__Directions__:
Retype the records that come next, word for word.

********

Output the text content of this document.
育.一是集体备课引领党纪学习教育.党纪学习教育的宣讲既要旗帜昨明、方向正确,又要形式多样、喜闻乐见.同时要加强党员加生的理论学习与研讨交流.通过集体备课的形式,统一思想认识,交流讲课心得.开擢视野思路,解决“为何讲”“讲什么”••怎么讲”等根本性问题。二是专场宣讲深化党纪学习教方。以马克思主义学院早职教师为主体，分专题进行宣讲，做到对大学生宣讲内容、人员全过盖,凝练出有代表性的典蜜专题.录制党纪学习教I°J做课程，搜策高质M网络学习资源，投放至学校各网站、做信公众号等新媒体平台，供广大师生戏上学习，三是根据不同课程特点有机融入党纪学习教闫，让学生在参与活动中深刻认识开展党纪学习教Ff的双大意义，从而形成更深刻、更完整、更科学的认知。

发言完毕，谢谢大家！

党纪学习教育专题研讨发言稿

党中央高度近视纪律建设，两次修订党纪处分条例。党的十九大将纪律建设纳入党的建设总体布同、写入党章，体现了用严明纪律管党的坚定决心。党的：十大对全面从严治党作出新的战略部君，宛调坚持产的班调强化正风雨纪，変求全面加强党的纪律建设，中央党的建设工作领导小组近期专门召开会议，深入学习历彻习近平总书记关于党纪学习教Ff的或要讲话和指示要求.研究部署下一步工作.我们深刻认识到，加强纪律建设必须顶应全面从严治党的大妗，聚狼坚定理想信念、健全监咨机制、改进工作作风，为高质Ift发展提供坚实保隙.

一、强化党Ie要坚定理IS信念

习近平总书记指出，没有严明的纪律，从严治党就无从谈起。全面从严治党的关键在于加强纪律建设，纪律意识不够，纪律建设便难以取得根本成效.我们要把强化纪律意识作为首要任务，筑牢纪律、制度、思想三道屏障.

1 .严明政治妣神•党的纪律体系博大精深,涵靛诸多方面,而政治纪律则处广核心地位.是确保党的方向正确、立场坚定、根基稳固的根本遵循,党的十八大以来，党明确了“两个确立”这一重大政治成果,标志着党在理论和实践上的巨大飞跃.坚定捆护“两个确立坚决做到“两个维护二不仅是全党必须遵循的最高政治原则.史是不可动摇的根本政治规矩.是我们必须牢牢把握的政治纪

********

__Exercise output__:
Output the text content of this document.
育.一是集体备课引领党纪学习教育.党纪学习教育的宣讲既要旗帜昨明、方向正确,又要形式多样、喜闻乐见.同时要加强党员加生的理论学习与研讨交流.通过集体备课的形式,统一思想认识,交流讲课心得.开擢视野思路,解决“为何讲”“讲什么”••怎么讲”等根本性问题。二是专场宣讲深化党纪学习教方。以马克思主义学院早职教师为主体，分专题进行宣讲，做到对大学生宣讲内容、人员全过盖,凝练出有代表性的典蜜专题.录制党纪学习教I°J做课程，搜策高质M网络学习资源，投放至学校各网站、做信公众号等新媒体平台，供广大师生戏上学习，三是根据不同课程特点有机融入党纪学习教闫，让学生在参与活动中深刻认识开展党纪学习教Ff的双大意义，从而形成更深刻、更完整、更科学的认知。

发言完毕，谢谢大家！

党纪学习教育专题研讨发言稿

党中央高度近视纪律建设，两次修订党纪处分条例。党的十九大将纪律建设纳入党的建设总体布同、写入党章，体现了用严明纪律管党的坚定决心。党的：十大对全面从严治党作出新的战略部君，宛调坚持产的班调强化正风雨纪，変求全面加强党的纪律建设，中央党的建设工作领导小组近期专门召开会议，深入学习历彻习近平总书记关于党纪学习教Ff的或要讲话和指示要求.研究部署下一步工作.我们深刻认识到，加强纪律建设必须顶应全面从严治党的大妗，聚狼坚定理想信念、健全监咨机制、改进工作作风，为高质Ift发展提供坚实保隙.

一、强化党Ie要坚定理IS信念

习近平总书记指出，没有严明的纪律，从严治党就无从谈起。全面从严治党的关键在于加强纪律建设，纪律意识不够，纪律建设便难以取得根本成效.我们要把强化纪律意识作为首要任务，筑牢纪律、制度、思想三道屏障.

1 .严明政治妣神•党的纪律体系博大精深,涵靛诸多方面,而政治纪律则处广核心地位.是确保党的方向正确、立场坚定、根基稳固的根本遵循,党的十八大以来，党明确了“两个确立”这一重大政治成果,标志着党在理论和实践上的巨大飞跃.坚定捆护“两个确立坚决做到“两个维护二不仅是全党必须遵循的最高政治原则.史是不可动摇的根本政治规矩.是我们必须牢牢把握的政治纪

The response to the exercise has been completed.